## WHAT IS BEING ASKED
Extract every line of the material that holds the string "volontà".

** Begin RECORDS FOR THE EXERCISE **

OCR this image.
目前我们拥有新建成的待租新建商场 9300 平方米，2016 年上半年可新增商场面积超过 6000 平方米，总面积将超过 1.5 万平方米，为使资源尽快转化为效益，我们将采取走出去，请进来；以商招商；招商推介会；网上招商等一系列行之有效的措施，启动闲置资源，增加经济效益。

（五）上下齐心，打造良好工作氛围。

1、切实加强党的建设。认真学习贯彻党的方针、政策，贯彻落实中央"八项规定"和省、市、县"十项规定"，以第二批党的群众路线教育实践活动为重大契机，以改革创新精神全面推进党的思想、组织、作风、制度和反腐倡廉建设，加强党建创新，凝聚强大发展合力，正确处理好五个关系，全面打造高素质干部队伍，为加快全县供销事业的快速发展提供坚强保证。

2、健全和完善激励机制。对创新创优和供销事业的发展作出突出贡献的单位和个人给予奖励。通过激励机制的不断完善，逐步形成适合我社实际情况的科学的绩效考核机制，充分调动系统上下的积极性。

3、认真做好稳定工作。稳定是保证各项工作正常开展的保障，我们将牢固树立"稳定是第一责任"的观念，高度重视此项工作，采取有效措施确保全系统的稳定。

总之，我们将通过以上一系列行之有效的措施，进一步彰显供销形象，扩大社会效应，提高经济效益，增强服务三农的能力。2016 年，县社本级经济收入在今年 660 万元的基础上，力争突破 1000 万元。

** End RECORDS FOR THE EXERCISE **
** Begin RECORDS FOR THE EXERCISE **

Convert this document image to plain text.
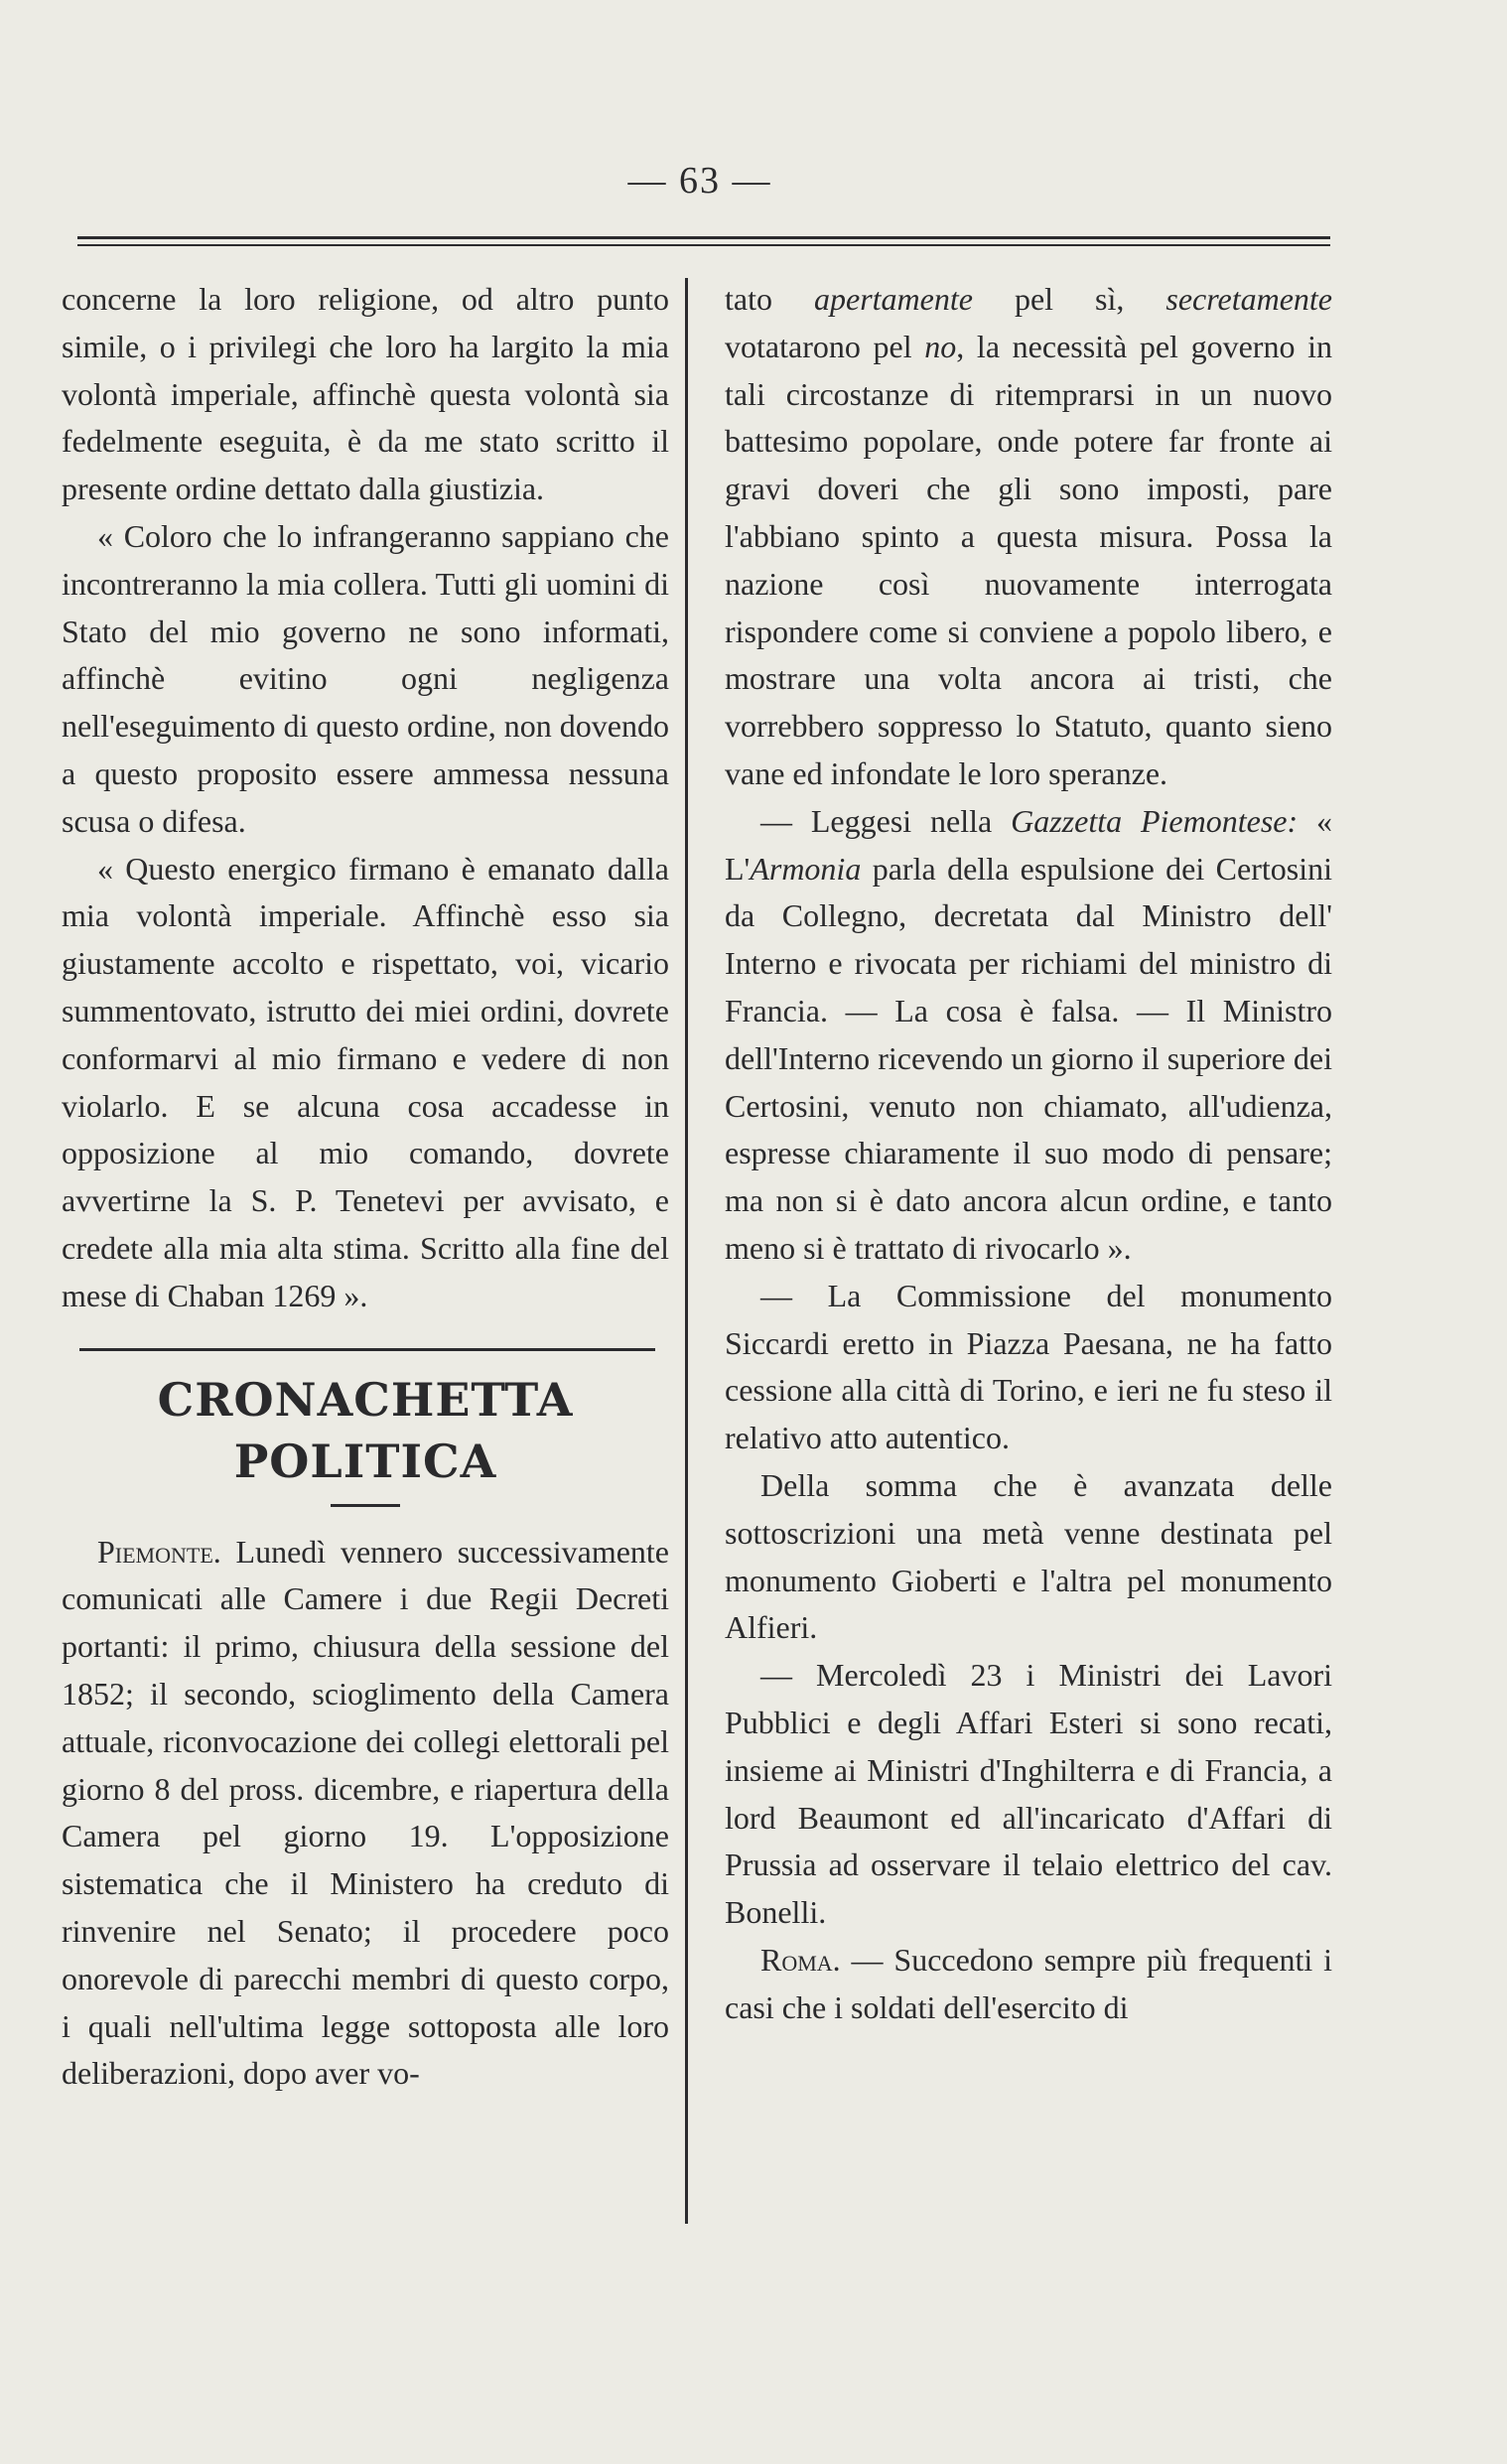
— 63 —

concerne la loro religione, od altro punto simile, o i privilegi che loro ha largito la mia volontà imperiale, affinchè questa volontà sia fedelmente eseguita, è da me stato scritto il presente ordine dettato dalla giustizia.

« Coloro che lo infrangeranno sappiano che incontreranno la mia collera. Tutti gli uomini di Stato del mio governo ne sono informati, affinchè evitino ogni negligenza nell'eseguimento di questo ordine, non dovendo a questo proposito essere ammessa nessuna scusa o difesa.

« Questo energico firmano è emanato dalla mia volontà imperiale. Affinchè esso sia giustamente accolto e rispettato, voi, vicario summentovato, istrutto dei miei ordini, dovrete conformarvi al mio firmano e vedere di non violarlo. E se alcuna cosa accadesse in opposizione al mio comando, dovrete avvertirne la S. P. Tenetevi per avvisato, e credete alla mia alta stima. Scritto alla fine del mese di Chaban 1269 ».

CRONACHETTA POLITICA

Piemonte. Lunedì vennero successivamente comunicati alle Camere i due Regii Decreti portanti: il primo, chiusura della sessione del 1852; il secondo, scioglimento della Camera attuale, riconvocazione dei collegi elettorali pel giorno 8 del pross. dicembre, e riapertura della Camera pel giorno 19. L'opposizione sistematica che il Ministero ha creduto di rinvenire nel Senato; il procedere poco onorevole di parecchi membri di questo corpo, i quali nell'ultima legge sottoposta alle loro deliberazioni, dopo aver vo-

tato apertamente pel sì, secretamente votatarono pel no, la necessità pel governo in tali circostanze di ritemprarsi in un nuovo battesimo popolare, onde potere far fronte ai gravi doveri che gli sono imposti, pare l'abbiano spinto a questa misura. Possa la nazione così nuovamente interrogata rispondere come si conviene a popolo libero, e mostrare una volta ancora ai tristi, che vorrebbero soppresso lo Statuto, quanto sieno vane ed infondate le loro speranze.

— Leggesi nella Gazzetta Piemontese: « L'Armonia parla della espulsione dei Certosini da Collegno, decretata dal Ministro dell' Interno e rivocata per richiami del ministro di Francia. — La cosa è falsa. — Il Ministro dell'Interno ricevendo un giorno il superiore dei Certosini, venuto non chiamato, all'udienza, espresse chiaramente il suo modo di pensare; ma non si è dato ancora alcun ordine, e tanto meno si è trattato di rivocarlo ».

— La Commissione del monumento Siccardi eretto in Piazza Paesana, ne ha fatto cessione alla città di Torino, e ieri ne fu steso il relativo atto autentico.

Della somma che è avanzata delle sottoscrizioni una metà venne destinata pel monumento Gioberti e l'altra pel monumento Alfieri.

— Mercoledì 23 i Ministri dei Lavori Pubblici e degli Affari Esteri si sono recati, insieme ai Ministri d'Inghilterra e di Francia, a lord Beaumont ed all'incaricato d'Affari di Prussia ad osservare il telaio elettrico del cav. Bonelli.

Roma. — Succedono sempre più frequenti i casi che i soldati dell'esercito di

** End RECORDS FOR THE EXERCISE **

## TASK SOLUTION
concerne la loro religione, od altro punto simile, o i privilegi che loro ha largito la mia volontà imperiale, affinchè questa volontà sia fedelmente eseguita, è da me stato scritto il presente ordine dettato dalla giustizia.
« Questo energico firmano è emanato dalla mia volontà imperiale. Affinchè esso sia giustamente accolto e rispettato, voi, vicario summentovato, istrutto dei miei ordini, dovrete conformarvi al mio firmano e vedere di non violarlo. E se alcuna cosa accadesse in opposizione al mio comando, dovrete avvertirne la S. P. Tenetevi per avvisato, e credete alla mia alta stima. Scritto alla fine del mese di Chaban 1269 ».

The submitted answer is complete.